**EXERCISE DETAILS:**
Report every line in the listing below where the string "Year" shows up.

**INFORMATION SHOWN:**
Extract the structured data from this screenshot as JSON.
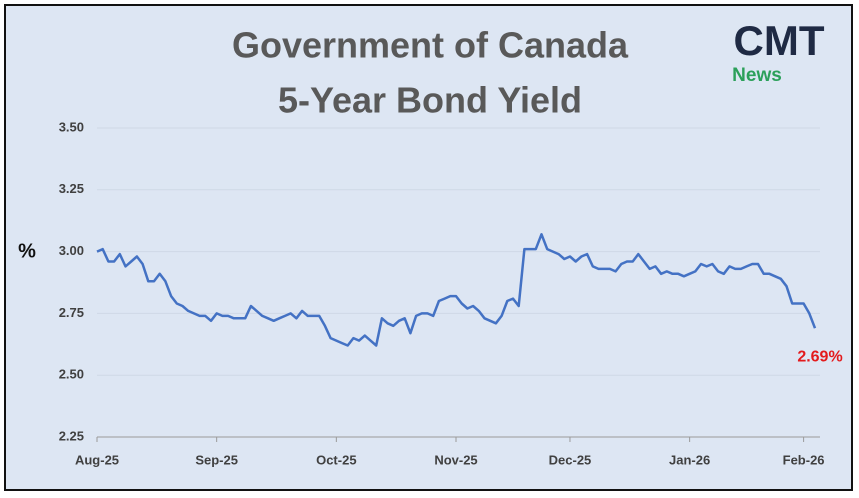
{
  "chart_data": {
    "type": "line",
    "title": [
      "Government of Canada",
      "5-Year Bond Yield"
    ],
    "logo": {
      "text": "CMT",
      "subtext": "News"
    },
    "y_label": "%",
    "categories": [
      "Aug-25",
      null,
      null,
      null,
      null,
      null,
      null,
      null,
      null,
      null,
      null,
      null,
      null,
      null,
      null,
      null,
      null,
      null,
      null,
      null,
      null,
      "Sep-25",
      null,
      null,
      null,
      null,
      null,
      null,
      null,
      null,
      null,
      null,
      null,
      null,
      null,
      null,
      null,
      null,
      null,
      null,
      null,
      null,
      "Oct-25",
      null,
      null,
      null,
      null,
      null,
      null,
      null,
      null,
      null,
      null,
      null,
      null,
      null,
      null,
      null,
      null,
      null,
      null,
      null,
      null,
      "Nov-25",
      null,
      null,
      null,
      null,
      null,
      null,
      null,
      null,
      null,
      null,
      null,
      null,
      null,
      null,
      null,
      null,
      null,
      null,
      null,
      "Dec-25",
      null,
      null,
      null,
      null,
      null,
      null,
      null,
      null,
      null,
      null,
      null,
      null,
      null,
      null,
      null,
      null,
      null,
      null,
      null,
      null,
      "Jan-26",
      null,
      null,
      null,
      null,
      null,
      null,
      null,
      null,
      null,
      null,
      null,
      null,
      null,
      null,
      null,
      null,
      null,
      null,
      null,
      "Feb-26",
      null,
      null
    ],
    "series": [
      {
        "name": "5-Year Bond Yield",
        "color": "#4472c4",
        "values": [
          3.0,
          3.01,
          2.96,
          2.96,
          2.99,
          2.94,
          2.96,
          2.98,
          2.95,
          2.88,
          2.88,
          2.91,
          2.88,
          2.82,
          2.79,
          2.78,
          2.76,
          2.75,
          2.74,
          2.74,
          2.72,
          2.75,
          2.74,
          2.74,
          2.73,
          2.73,
          2.73,
          2.78,
          2.76,
          2.74,
          2.73,
          2.72,
          2.73,
          2.74,
          2.75,
          2.73,
          2.76,
          2.74,
          2.74,
          2.74,
          2.7,
          2.65,
          2.64,
          2.63,
          2.62,
          2.65,
          2.64,
          2.66,
          2.64,
          2.62,
          2.73,
          2.71,
          2.7,
          2.72,
          2.73,
          2.67,
          2.74,
          2.75,
          2.75,
          2.74,
          2.8,
          2.81,
          2.82,
          2.82,
          2.79,
          2.77,
          2.78,
          2.76,
          2.73,
          2.72,
          2.71,
          2.74,
          2.8,
          2.81,
          2.78,
          3.01,
          3.01,
          3.01,
          3.07,
          3.01,
          3.0,
          2.99,
          2.97,
          2.98,
          2.96,
          2.98,
          2.99,
          2.94,
          2.93,
          2.93,
          2.93,
          2.92,
          2.95,
          2.96,
          2.96,
          2.99,
          2.96,
          2.93,
          2.94,
          2.91,
          2.92,
          2.91,
          2.91,
          2.9,
          2.91,
          2.92,
          2.95,
          2.94,
          2.95,
          2.92,
          2.91,
          2.94,
          2.93,
          2.93,
          2.94,
          2.95,
          2.95,
          2.91,
          2.91,
          2.9,
          2.89,
          2.86,
          2.79,
          2.79,
          2.79,
          2.75,
          2.69
        ],
        "value_labels": [
          null,
          null,
          null,
          null,
          null,
          null,
          null,
          null,
          null,
          null,
          null,
          null,
          null,
          null,
          null,
          null,
          null,
          null,
          null,
          null,
          null,
          null,
          null,
          null,
          null,
          null,
          null,
          null,
          null,
          null,
          null,
          null,
          null,
          null,
          null,
          null,
          null,
          null,
          null,
          null,
          null,
          null,
          null,
          null,
          null,
          null,
          null,
          null,
          null,
          null,
          null,
          null,
          null,
          null,
          null,
          null,
          null,
          null,
          null,
          null,
          null,
          null,
          null,
          null,
          null,
          null,
          null,
          null,
          null,
          null,
          null,
          null,
          null,
          null,
          null,
          null,
          null,
          null,
          null,
          null,
          null,
          null,
          null,
          null,
          null,
          null,
          null,
          null,
          null,
          null,
          null,
          null,
          null,
          null,
          null,
          null,
          null,
          null,
          null,
          null,
          null,
          null,
          null,
          null,
          null,
          null,
          null,
          null,
          null,
          null,
          null,
          null,
          null,
          null,
          null,
          null,
          null,
          null,
          null,
          null,
          null,
          null,
          null,
          null,
          null,
          null,
          "2.69%"
        ],
        "value_label_color": "#e31a1c"
      }
    ],
    "ylim": [
      2.25,
      3.5
    ],
    "yticks": [
      {
        "value": 2.25,
        "label": "2.25"
      },
      {
        "value": 2.5,
        "label": "2.50"
      },
      {
        "value": 2.75,
        "label": "2.75"
      },
      {
        "value": 3,
        "label": "3.00"
      },
      {
        "value": 3.25,
        "label": "3.25"
      },
      {
        "value": 3.5,
        "label": "3.50"
      }
    ],
    "grid": true,
    "background": "#dde6f3"
  }
}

**RESULT FOR THIS TASK:**
      "5-Year Bond Yield"
        "name": "5-Year Bond Yield",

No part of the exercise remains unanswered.